>> BEGIN Record set

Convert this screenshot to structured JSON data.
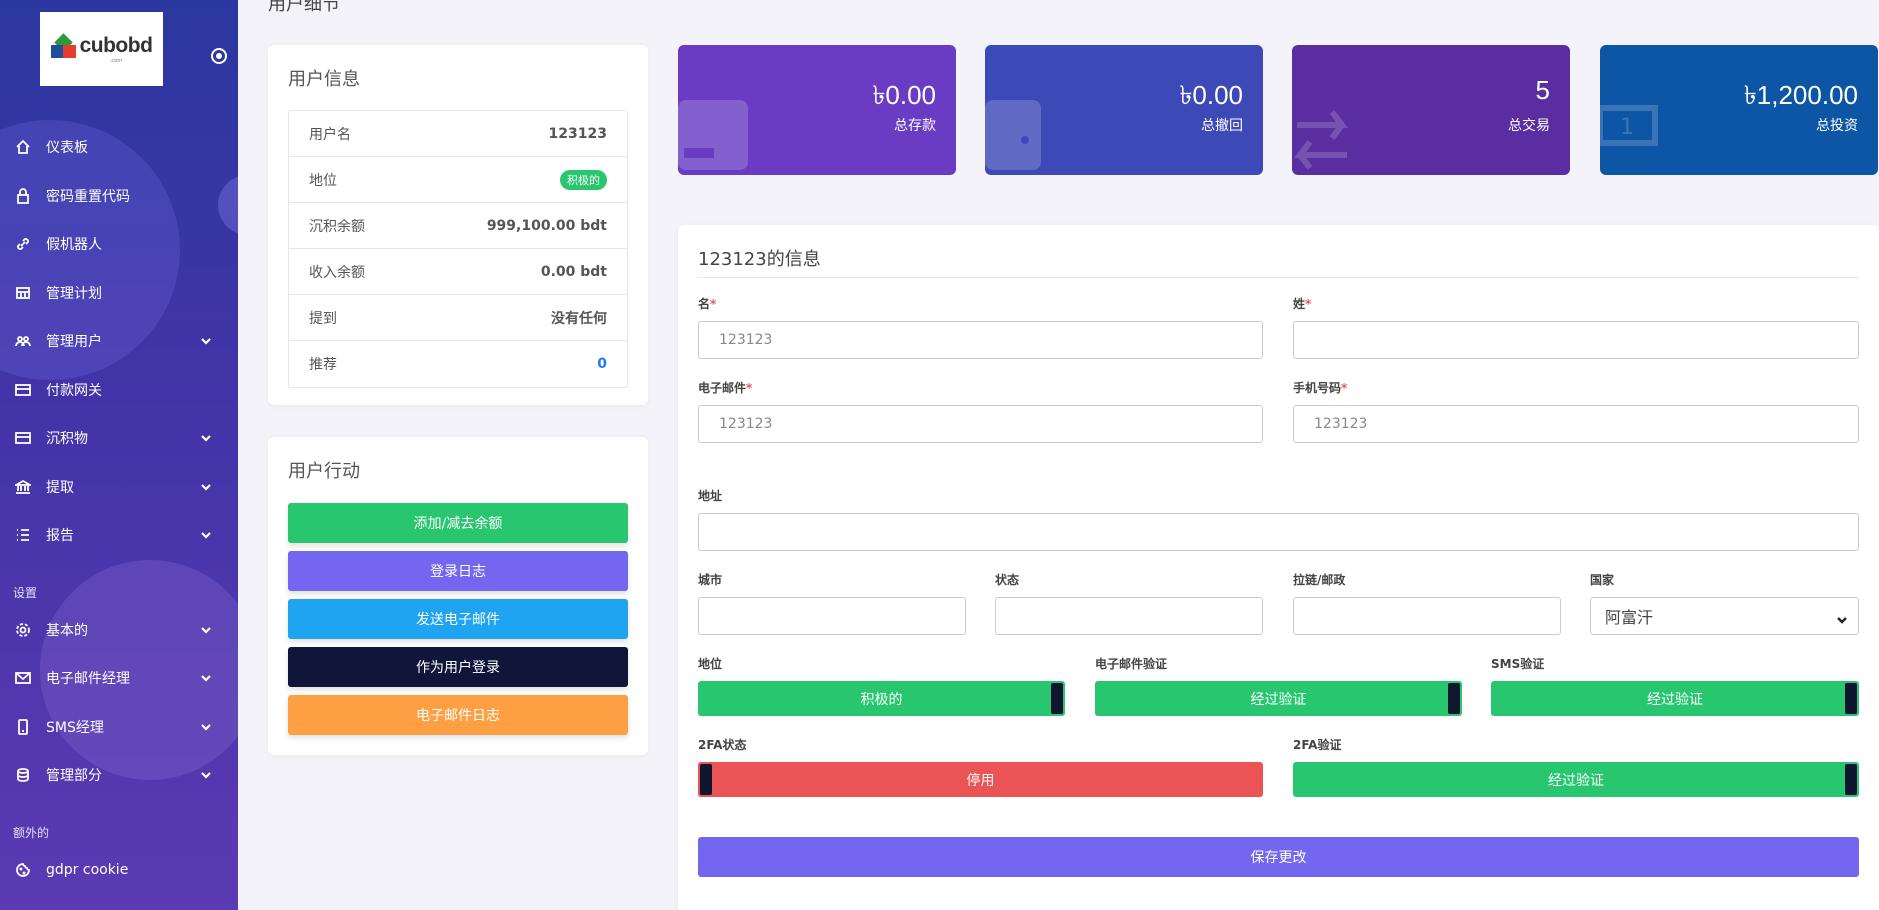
{
  "sidebar": {
    "brand": "cubobd",
    "brand_sub": ".com",
    "items": [
      {
        "label": "仪表板",
        "icon": "home-icon"
      },
      {
        "label": "密码重置代码",
        "icon": "lock-icon"
      },
      {
        "label": "假机器人",
        "icon": "link-icon"
      },
      {
        "label": "管理计划",
        "icon": "table-icon"
      },
      {
        "label": "管理用户",
        "icon": "users-icon"
      },
      {
        "label": "付款网关",
        "icon": "credit-card-icon"
      },
      {
        "label": "沉积物",
        "icon": "credit-card-icon"
      },
      {
        "label": "提取",
        "icon": "bank-icon"
      },
      {
        "label": "报告",
        "icon": "list-icon"
      }
    ],
    "section_settings": "设置",
    "settings_items": [
      {
        "label": "基本的",
        "icon": "gear-icon"
      },
      {
        "label": "电子邮件经理",
        "icon": "mail-icon"
      },
      {
        "label": "SMS经理",
        "icon": "mobile-icon"
      },
      {
        "label": "管理部分",
        "icon": "database-icon"
      }
    ],
    "section_extra": "额外的",
    "extra_items": [
      {
        "label": "gdpr cookie",
        "icon": "cookie-icon"
      }
    ]
  },
  "page_title": "用户细节",
  "user_info": {
    "title": "用户信息",
    "rows": [
      {
        "key": "用户名",
        "value": "123123"
      },
      {
        "key": "地位",
        "value": "积极的"
      },
      {
        "key": "沉积余额",
        "value": "999,100.00 bdt"
      },
      {
        "key": "收入余额",
        "value": "0.00 bdt"
      },
      {
        "key": "提到",
        "value": "没有任何"
      },
      {
        "key": "推荐",
        "value": "0"
      }
    ]
  },
  "user_actions": {
    "title": "用户行动",
    "buttons": [
      {
        "label": "添加/减去余额",
        "color": "#28c76f"
      },
      {
        "label": "登录日志",
        "color": "#7367f0"
      },
      {
        "label": "发送电子邮件",
        "color": "#1ea4f0"
      },
      {
        "label": "作为用户登录",
        "color": "#10163a"
      },
      {
        "label": "电子邮件日志",
        "color": "#ff9f43"
      }
    ]
  },
  "stats": [
    {
      "amount": "৳0.00",
      "label": "总存款",
      "color": "#6a3cc4",
      "icon": "card-icon"
    },
    {
      "amount": "৳0.00",
      "label": "总撤回",
      "color": "#3e49b8",
      "icon": "wallet-icon"
    },
    {
      "amount": "5",
      "label": "总交易",
      "color": "#5a2ea0",
      "icon": "exchange-icon"
    },
    {
      "amount": "৳1,200.00",
      "label": "总投资",
      "color": "#0d56a6",
      "icon": "money-icon"
    }
  ],
  "form": {
    "title": "123123的信息",
    "first_name": {
      "label": "名",
      "value": "123123"
    },
    "last_name": {
      "label": "姓",
      "value": ""
    },
    "email": {
      "label": "电子邮件",
      "value": "123123"
    },
    "mobile": {
      "label": "手机号码",
      "value": "123123"
    },
    "address": {
      "label": "地址",
      "value": ""
    },
    "city": {
      "label": "城市",
      "value": ""
    },
    "state": {
      "label": "状态",
      "value": ""
    },
    "zip": {
      "label": "拉链/邮政",
      "value": ""
    },
    "country": {
      "label": "国家",
      "value": "阿富汗"
    },
    "status": {
      "label": "地位",
      "value": "积极的"
    },
    "email_verify": {
      "label": "电子邮件验证",
      "value": "经过验证"
    },
    "sms_verify": {
      "label": "SMS验证",
      "value": "经过验证"
    },
    "twofa_status": {
      "label": "2FA状态",
      "value": "停用"
    },
    "twofa_verify": {
      "label": "2FA验证",
      "value": "经过验证"
    },
    "save_label": "保存更改"
  },
  "colors": {
    "green": "#28c76f",
    "red": "#ea5455",
    "primary": "#7367f0"
  }
}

>> END Record set

▶ **Aim**
Quote all of the entries word for word, omitting any pictures.

▶ **Solved exercise**
Convert this screenshot to structured JSON data.
{
  "sidebar": {
    "brand": "cubobd",
    "brand_sub": ".com",
    "items": [
      {
        "label": "仪表板",
        "icon": "home-icon"
      },
      {
        "label": "密码重置代码",
        "icon": "lock-icon"
      },
      {
        "label": "假机器人",
        "icon": "link-icon"
      },
      {
        "label": "管理计划",
        "icon": "table-icon"
      },
      {
        "label": "管理用户",
        "icon": "users-icon"
      },
      {
        "label": "付款网关",
        "icon": "credit-card-icon"
      },
      {
        "label": "沉积物",
        "icon": "credit-card-icon"
      },
      {
        "label": "提取",
        "icon": "bank-icon"
      },
      {
        "label": "报告",
        "icon": "list-icon"
      }
    ],
    "section_settings": "设置",
    "settings_items": [
      {
        "label": "基本的",
        "icon": "gear-icon"
      },
      {
        "label": "电子邮件经理",
        "icon": "mail-icon"
      },
      {
        "label": "SMS经理",
        "icon": "mobile-icon"
      },
      {
        "label": "管理部分",
        "icon": "database-icon"
      }
    ],
    "section_extra": "额外的",
    "extra_items": [
      {
        "label": "gdpr cookie",
        "icon": "cookie-icon"
      }
    ]
  },
  "page_title": "用户细节",
  "user_info": {
    "title": "用户信息",
    "rows": [
      {
        "key": "用户名",
        "value": "123123"
      },
      {
        "key": "地位",
        "value": "积极的"
      },
      {
        "key": "沉积余额",
        "value": "999,100.00 bdt"
      },
      {
        "key": "收入余额",
        "value": "0.00 bdt"
      },
      {
        "key": "提到",
        "value": "没有任何"
      },
      {
        "key": "推荐",
        "value": "0"
      }
    ]
  },
  "user_actions": {
    "title": "用户行动",
    "buttons": [
      {
        "label": "添加/减去余额",
        "color": "#28c76f"
      },
      {
        "label": "登录日志",
        "color": "#7367f0"
      },
      {
        "label": "发送电子邮件",
        "color": "#1ea4f0"
      },
      {
        "label": "作为用户登录",
        "color": "#10163a"
      },
      {
        "label": "电子邮件日志",
        "color": "#ff9f43"
      }
    ]
  },
  "stats": [
    {
      "amount": "৳0.00",
      "label": "总存款",
      "color": "#6a3cc4",
      "icon": "card-icon"
    },
    {
      "amount": "৳0.00",
      "label": "总撤回",
      "color": "#3e49b8",
      "icon": "wallet-icon"
    },
    {
      "amount": "5",
      "label": "总交易",
      "color": "#5a2ea0",
      "icon": "exchange-icon"
    },
    {
      "amount": "৳1,200.00",
      "label": "总投资",
      "color": "#0d56a6",
      "icon": "money-icon"
    }
  ],
  "form": {
    "title": "123123的信息",
    "first_name": {
      "label": "名",
      "value": "123123"
    },
    "last_name": {
      "label": "姓",
      "value": ""
    },
    "email": {
      "label": "电子邮件",
      "value": "123123"
    },
    "mobile": {
      "label": "手机号码",
      "value": "123123"
    },
    "address": {
      "label": "地址",
      "value": ""
    },
    "city": {
      "label": "城市",
      "value": ""
    },
    "state": {
      "label": "状态",
      "value": ""
    },
    "zip": {
      "label": "拉链/邮政",
      "value": ""
    },
    "country": {
      "label": "国家",
      "value": "阿富汗"
    },
    "status": {
      "label": "地位",
      "value": "积极的"
    },
    "email_verify": {
      "label": "电子邮件验证",
      "value": "经过验证"
    },
    "sms_verify": {
      "label": "SMS验证",
      "value": "经过验证"
    },
    "twofa_status": {
      "label": "2FA状态",
      "value": "停用"
    },
    "twofa_verify": {
      "label": "2FA验证",
      "value": "经过验证"
    },
    "save_label": "保存更改"
  },
  "colors": {
    "green": "#28c76f",
    "red": "#ea5455",
    "primary": "#7367f0"
  }
}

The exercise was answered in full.